→ **Objective**:
Wherever the string "Cinema" appears in a line, extract that line.

→ **Material to process**:
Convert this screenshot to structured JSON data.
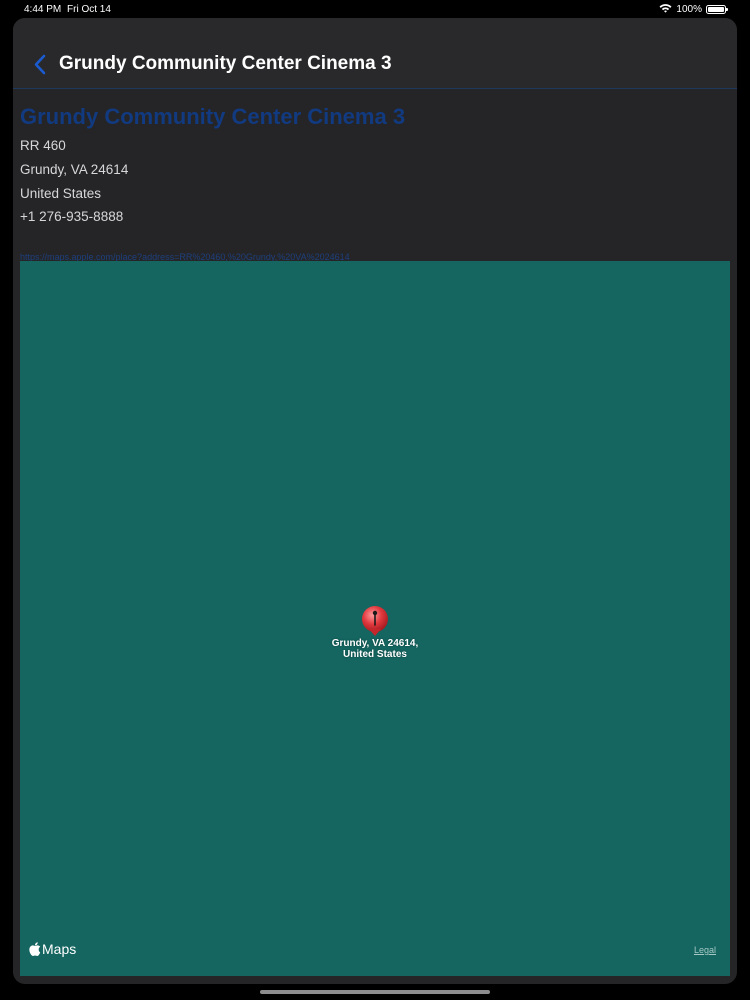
{
  "status_bar": {
    "time": "4:44 PM",
    "date": "Fri Oct 14",
    "battery": "100%",
    "battery_level": 1.0
  },
  "nav": {
    "title": "Grundy Community Center Cinema 3"
  },
  "detail": {
    "title": "Grundy Community Center Cinema 3",
    "address_line1": "RR 460",
    "address_line2": "Grundy, VA 24614",
    "country": "United States",
    "phone": "+1 276-935-8888",
    "link": "https://maps.apple.com/place?address=RR%20460,%20Grundy,%20VA%2024614"
  },
  "map": {
    "pin_label_line1": "Grundy, VA  24614,",
    "pin_label_line2": "United States",
    "brand": "Maps",
    "legal": "Legal",
    "background_color": "#156661",
    "pin_color": "#e0383d"
  }
}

→ **Exercise solution**:
    "title": "Grundy Community Center Cinema 3"
    "title": "Grundy Community Center Cinema 3",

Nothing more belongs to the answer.